● Written request
Copy out, unchanged, the entries below from the "Parse this chart: output" line to the final line. Omit pictures.

· · ·

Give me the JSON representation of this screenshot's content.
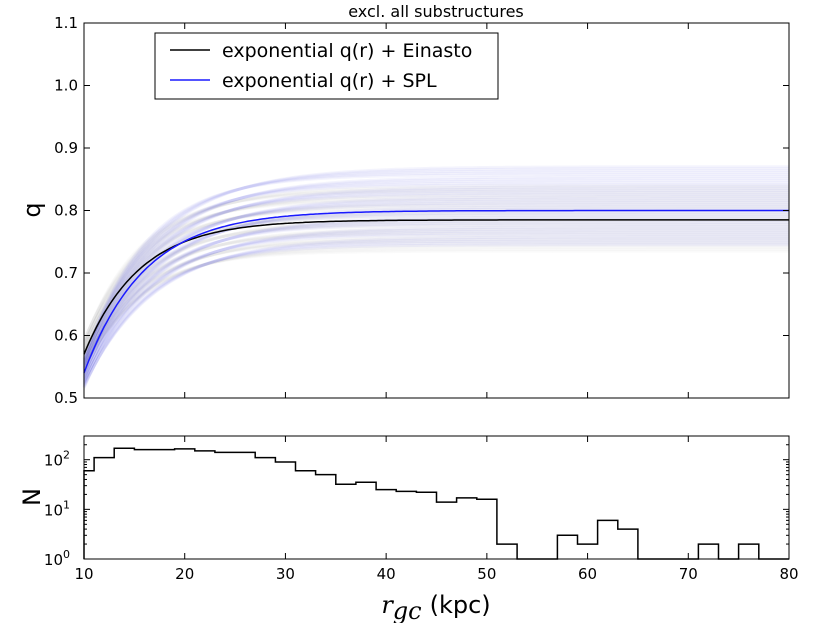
{
  "chart_data": [
    {
      "type": "line",
      "title": "excl. all substructures",
      "xlabel": "",
      "ylabel": "q",
      "xlim": [
        10,
        80
      ],
      "ylim": [
        0.5,
        1.1
      ],
      "yticks": [
        "0.5",
        "0.6",
        "0.7",
        "0.8",
        "0.9",
        "1.0",
        "1.1"
      ],
      "series": [
        {
          "name": "exponential q(r) + Einasto",
          "color": "#000000",
          "q0": 0.57,
          "qinf": 0.785,
          "rq": 5.5,
          "band": [
            0.735,
            0.84
          ]
        },
        {
          "name": "exponential q(r) + SPL",
          "color": "#1a1aff",
          "q0": 0.54,
          "qinf": 0.8,
          "rq": 6.0,
          "band": [
            0.745,
            0.87
          ]
        }
      ],
      "legend": "top-left"
    },
    {
      "type": "histogram",
      "xlabel_math": "r",
      "xlabel_sub": "gc",
      "xlabel_unit": "(kpc)",
      "ylabel": "N",
      "yscale": "log",
      "ylim": [
        1,
        300
      ],
      "yticks": [
        {
          "base": "10",
          "exp": "0"
        },
        {
          "base": "10",
          "exp": "1"
        },
        {
          "base": "10",
          "exp": "2"
        }
      ],
      "xticks": [
        "10",
        "20",
        "30",
        "40",
        "50",
        "60",
        "70",
        "80"
      ],
      "bin_edges": [
        10,
        11,
        13,
        15,
        17,
        19,
        21,
        23,
        25,
        27,
        29,
        31,
        33,
        35,
        37,
        39,
        41,
        43,
        45,
        47,
        49,
        51,
        53,
        55,
        57,
        59,
        61,
        63,
        65,
        67,
        69,
        71,
        73,
        75,
        77,
        79,
        80
      ],
      "counts": [
        60,
        110,
        170,
        160,
        160,
        165,
        150,
        140,
        140,
        110,
        90,
        60,
        50,
        32,
        35,
        25,
        23,
        22,
        14,
        17,
        16,
        2,
        1,
        1,
        3,
        2,
        6,
        4,
        1,
        1,
        1,
        2,
        1,
        2,
        1,
        1
      ]
    }
  ]
}
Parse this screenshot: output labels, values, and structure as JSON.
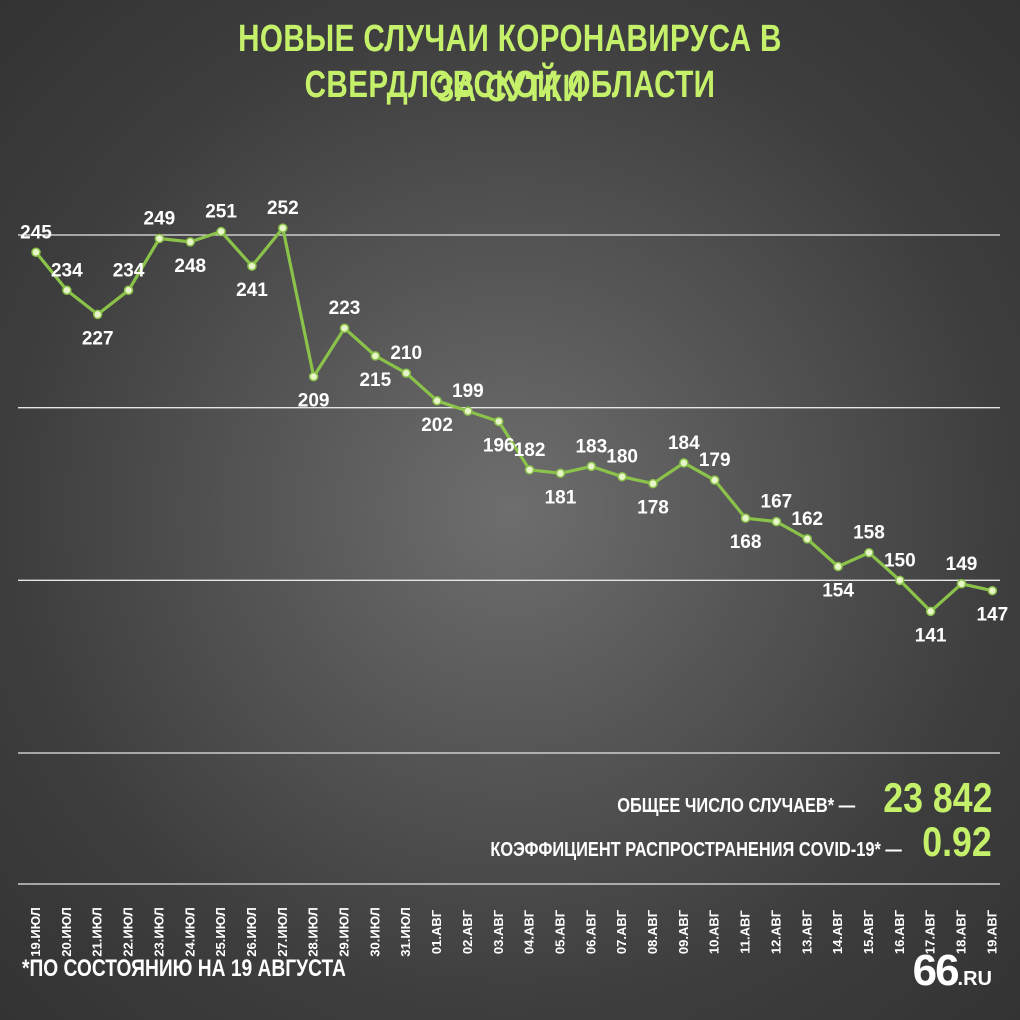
{
  "title_line1": "НОВЫЕ СЛУЧАИ КОРОНАВИРУСА В СВЕРДЛОВСКОЙ ОБЛАСТИ",
  "title_line2": "ЗА СУТКИ",
  "stats": {
    "total_label": "ОБЩЕЕ ЧИСЛО СЛУЧАЕВ* —",
    "total_value": "23 842",
    "r_label": "КОЭФФИЦИЕНТ РАСПРОСТРАНЕНИЯ COVID-19* —",
    "r_value": "0.92"
  },
  "footnote": "*ПО СОСТОЯНИЮ НА 19 АВГУСТА",
  "logo": {
    "big": "66",
    "small": ".RU"
  },
  "colors": {
    "accent": "#c5f06a",
    "line": "#8bc34a",
    "text": "#ffffff",
    "grid": "#e6e6e6"
  },
  "chart_data": {
    "type": "line",
    "categories": [
      "19.ИЮЛ",
      "20.ИЮЛ",
      "21.ИЮЛ",
      "22.ИЮЛ",
      "23.ИЮЛ",
      "24.ИЮЛ",
      "25.ИЮЛ",
      "26.ИЮЛ",
      "27.ИЮЛ",
      "28.ИЮЛ",
      "29.ИЮЛ",
      "30.ИЮЛ",
      "31.ИЮЛ",
      "01.АВГ",
      "02.АВГ",
      "03.АВГ",
      "04.АВГ",
      "05.АВГ",
      "06.АВГ",
      "07.АВГ",
      "08.АВГ",
      "09.АВГ",
      "10.АВГ",
      "11.АВГ",
      "12.АВГ",
      "13.АВГ",
      "14.АВГ",
      "15.АВГ",
      "16.АВГ",
      "17.АВГ",
      "18.АВГ",
      "19.АВГ"
    ],
    "values": [
      245,
      234,
      227,
      234,
      249,
      248,
      251,
      241,
      252,
      209,
      223,
      215,
      210,
      202,
      199,
      196,
      182,
      181,
      183,
      180,
      178,
      184,
      179,
      168,
      167,
      162,
      154,
      158,
      150,
      141,
      149,
      147
    ],
    "value_labels": [
      "245",
      "234",
      "227",
      "234",
      "249",
      "248",
      "251",
      "241",
      "252",
      "209",
      "223",
      "215",
      "210",
      "202",
      "199",
      "196",
      "182",
      "181",
      "183",
      "180",
      "178",
      "184",
      "179",
      "168",
      "167",
      "162",
      "154",
      "158",
      "150",
      "141",
      "149",
      "147"
    ],
    "ylim": [
      80,
      280
    ],
    "gridlines": [
      250,
      200,
      150,
      100
    ],
    "grid": true,
    "data_labels": true
  }
}
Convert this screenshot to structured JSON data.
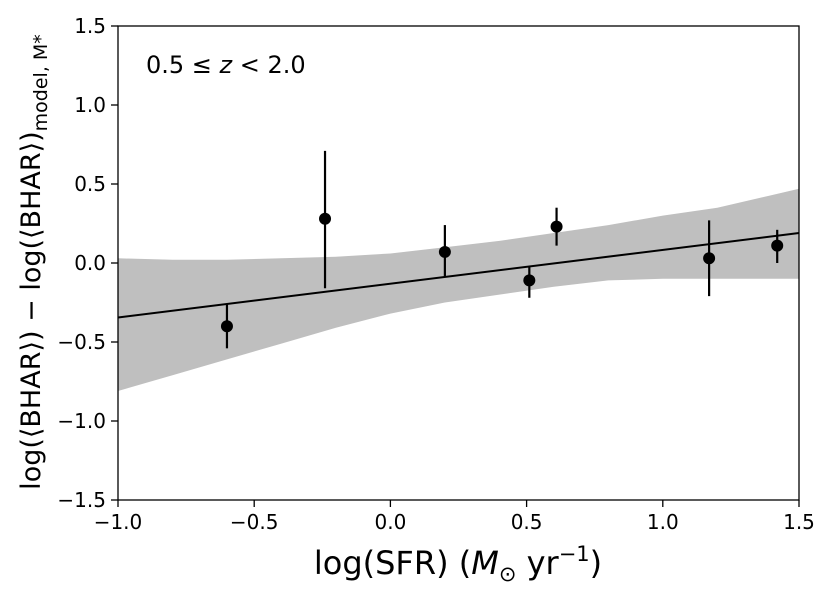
{
  "chart_data": {
    "type": "scatter",
    "annotation": {
      "main": "0.5 ≤ z < 2.0",
      "pre": "0.5 ≤ ",
      "var": "z",
      "post": " < 2.0"
    },
    "xlabel": {
      "full": "log(SFR) (M⊙ yr−1)",
      "pre": "log(SFR) (",
      "var": "M",
      "sub": "⊙",
      "mid": " yr",
      "sup": "−1",
      "post": ")"
    },
    "ylabel": {
      "full": "log(⟨BHAR⟩) − log(⟨BHAR⟩)model, M*",
      "main": "log(⟨BHAR⟩) − log(⟨BHAR⟩)",
      "sub": "model, M*"
    },
    "xlim": [
      -1.0,
      1.5
    ],
    "ylim": [
      -1.5,
      1.5
    ],
    "xticks": [
      -1.0,
      -0.5,
      0.0,
      0.5,
      1.0,
      1.5
    ],
    "xtick_labels": [
      "−1.0",
      "−0.5",
      "0.0",
      "0.5",
      "1.0",
      "1.5"
    ],
    "yticks": [
      -1.5,
      -1.0,
      -0.5,
      0.0,
      0.5,
      1.0,
      1.5
    ],
    "ytick_labels": [
      "−1.5",
      "−1.0",
      "−0.5",
      "0.0",
      "0.5",
      "1.0",
      "1.5"
    ],
    "points": [
      {
        "x": -0.6,
        "y": -0.4,
        "ylo": -0.54,
        "yhi": -0.26
      },
      {
        "x": -0.24,
        "y": 0.28,
        "ylo": -0.16,
        "yhi": 0.71
      },
      {
        "x": 0.2,
        "y": 0.07,
        "ylo": -0.09,
        "yhi": 0.24
      },
      {
        "x": 0.51,
        "y": -0.11,
        "ylo": -0.22,
        "yhi": -0.02
      },
      {
        "x": 0.61,
        "y": 0.23,
        "ylo": 0.11,
        "yhi": 0.35
      },
      {
        "x": 1.17,
        "y": 0.03,
        "ylo": -0.21,
        "yhi": 0.27
      },
      {
        "x": 1.42,
        "y": 0.11,
        "ylo": 0.0,
        "yhi": 0.21
      }
    ],
    "fit_line": {
      "x": [
        -1.0,
        1.5
      ],
      "y": [
        -0.345,
        0.19
      ]
    },
    "band": {
      "x": [
        -1.0,
        -0.8,
        -0.6,
        -0.4,
        -0.2,
        0.0,
        0.2,
        0.4,
        0.6,
        0.8,
        1.0,
        1.2,
        1.4,
        1.5
      ],
      "upper": [
        0.03,
        0.02,
        0.02,
        0.03,
        0.04,
        0.06,
        0.1,
        0.14,
        0.19,
        0.24,
        0.3,
        0.35,
        0.43,
        0.47
      ],
      "lower": [
        -0.81,
        -0.71,
        -0.61,
        -0.51,
        -0.41,
        -0.32,
        -0.25,
        -0.2,
        -0.15,
        -0.11,
        -0.1,
        -0.1,
        -0.1,
        -0.1
      ]
    },
    "colors": {
      "band": "#bfbfbf",
      "line": "#000000",
      "marker": "#000000"
    }
  }
}
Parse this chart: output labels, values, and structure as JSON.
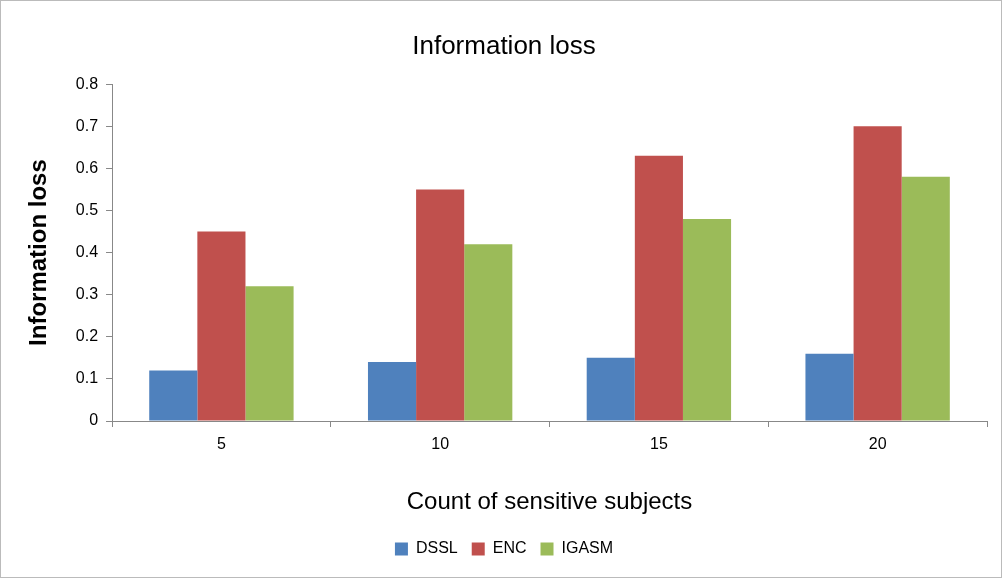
{
  "chart_data": {
    "type": "bar",
    "title": "Information loss",
    "xlabel": "Count of sensitive subjects",
    "ylabel": "Information loss",
    "categories": [
      "5",
      "10",
      "15",
      "20"
    ],
    "series": [
      {
        "name": "DSSL",
        "color": "#4f81bd",
        "values": [
          0.12,
          0.14,
          0.15,
          0.16
        ]
      },
      {
        "name": "ENC",
        "color": "#c0504d",
        "values": [
          0.45,
          0.55,
          0.63,
          0.7
        ]
      },
      {
        "name": "IGASM",
        "color": "#9bbb59",
        "values": [
          0.32,
          0.42,
          0.48,
          0.58
        ]
      }
    ],
    "ylim": [
      0,
      0.8
    ],
    "yticks": [
      0,
      0.1,
      0.2,
      0.3,
      0.4,
      0.5,
      0.6,
      0.7,
      0.8
    ],
    "grid": false,
    "legend": "bottom"
  }
}
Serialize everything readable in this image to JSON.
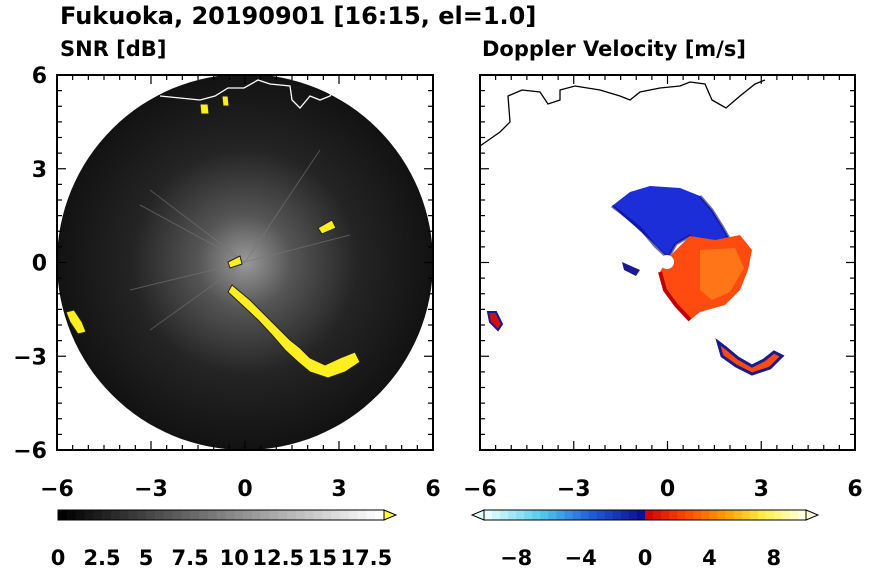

· · ·

● The output
Parse this chart: output labels, values, and structure as JSON.
{
  "chart_data": {
    "type": "bar",
    "title": "Information loss",
    "xlabel": "Count of sensitive subjects",
    "ylabel": "Information loss",
    "categories": [
      "5",
      "10",
      "15",
      "20"
    ],
    "series": [
      {
        "name": "DSSL",
        "color": "#4f81bd",
        "values": [
          0.12,
          0.14,
          0.15,
          0.16
        ]
      },
      {
        "name": "ENC",
        "color": "#c0504d",
        "values": [
          0.45,
          0.55,
          0.63,
          0.7
        ]
      },
      {
        "name": "IGASM",
        "color": "#9bbb59",
        "values": [
          0.32,
          0.42,
          0.48,
          0.58
        ]
      }
    ],
    "ylim": [
      0,
      0.8
    ],
    "yticks": [
      0,
      0.1,
      0.2,
      0.3,
      0.4,
      0.5,
      0.6,
      0.7,
      0.8
    ],
    "grid": false,
    "legend": "bottom"
  }
}
Serialize everything readable in this image to JSON.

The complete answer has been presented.